[TASK DETAILS] Copy down all of the data underneath, exactly as shown.

[Source records]
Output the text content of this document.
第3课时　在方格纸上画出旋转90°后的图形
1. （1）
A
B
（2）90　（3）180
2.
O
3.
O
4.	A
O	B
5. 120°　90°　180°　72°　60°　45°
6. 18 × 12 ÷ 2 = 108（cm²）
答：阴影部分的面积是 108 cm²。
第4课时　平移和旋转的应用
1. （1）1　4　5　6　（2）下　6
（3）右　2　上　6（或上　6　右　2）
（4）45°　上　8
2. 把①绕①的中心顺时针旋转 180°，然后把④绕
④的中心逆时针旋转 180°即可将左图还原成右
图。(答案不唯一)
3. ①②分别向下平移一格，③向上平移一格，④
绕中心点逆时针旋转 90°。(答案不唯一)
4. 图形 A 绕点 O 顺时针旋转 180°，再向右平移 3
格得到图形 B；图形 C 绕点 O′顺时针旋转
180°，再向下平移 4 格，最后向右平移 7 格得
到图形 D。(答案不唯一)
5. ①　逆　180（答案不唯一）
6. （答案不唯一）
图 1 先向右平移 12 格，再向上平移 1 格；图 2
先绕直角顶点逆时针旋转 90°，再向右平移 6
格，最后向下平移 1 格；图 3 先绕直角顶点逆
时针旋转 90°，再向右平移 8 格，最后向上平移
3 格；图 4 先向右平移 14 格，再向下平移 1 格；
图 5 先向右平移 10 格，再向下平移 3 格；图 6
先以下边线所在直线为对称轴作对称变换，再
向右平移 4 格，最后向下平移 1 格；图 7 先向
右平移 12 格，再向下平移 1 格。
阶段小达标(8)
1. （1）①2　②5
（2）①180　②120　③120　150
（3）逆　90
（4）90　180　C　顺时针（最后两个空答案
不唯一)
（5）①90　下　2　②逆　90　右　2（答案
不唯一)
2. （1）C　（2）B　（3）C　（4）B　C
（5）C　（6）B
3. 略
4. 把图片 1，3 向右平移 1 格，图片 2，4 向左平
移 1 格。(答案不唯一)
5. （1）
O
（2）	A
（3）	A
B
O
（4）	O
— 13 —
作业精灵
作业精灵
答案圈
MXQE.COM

[ANSWER FOR THIS EXERCISE]
Output the text content of this document.
第3课时　在方格纸上画出旋转90°后的图形
1. （1）
A
B
（2）90　（3）180
2.
O
3.
O
4.	A
O	B
5. 120°　90°　180°　72°　60°　45°
6. 18 × 12 ÷ 2 = 108（cm²）
答：阴影部分的面积是 108 cm²。
第4课时　平移和旋转的应用
1. （1）1　4　5　6　（2）下　6
（3）右　2　上　6（或上　6　右　2）
（4）45°　上　8
2. 把①绕①的中心顺时针旋转 180°，然后把④绕
④的中心逆时针旋转 180°即可将左图还原成右
图。(答案不唯一)
3. ①②分别向下平移一格，③向上平移一格，④
绕中心点逆时针旋转 90°。(答案不唯一)
4. 图形 A 绕点 O 顺时针旋转 180°，再向右平移 3
格得到图形 B；图形 C 绕点 O′顺时针旋转
180°，再向下平移 4 格，最后向右平移 7 格得
到图形 D。(答案不唯一)
5. ①　逆　180（答案不唯一）
6. （答案不唯一）
图 1 先向右平移 12 格，再向上平移 1 格；图 2
先绕直角顶点逆时针旋转 90°，再向右平移 6
格，最后向下平移 1 格；图 3 先绕直角顶点逆
时针旋转 90°，再向右平移 8 格，最后向上平移
3 格；图 4 先向右平移 14 格，再向下平移 1 格；
图 5 先向右平移 10 格，再向下平移 3 格；图 6
先以下边线所在直线为对称轴作对称变换，再
向右平移 4 格，最后向下平移 1 格；图 7 先向
右平移 12 格，再向下平移 1 格。
阶段小达标(8)
1. （1）①2　②5
（2）①180　②120　③120　150
（3）逆　90
（4）90　180　C　顺时针（最后两个空答案
不唯一)
（5）①90　下　2　②逆　90　右　2（答案
不唯一)
2. （1）C　（2）B　（3）C　（4）B　C
（5）C　（6）B
3. 略
4. 把图片 1，3 向右平移 1 格，图片 2，4 向左平
移 1 格。(答案不唯一)
5. （1）
O
（2）	A
（3）	A
B
O
（4）	O
— 13 —
作业精灵
作业精灵
答案圈
MXQE.COM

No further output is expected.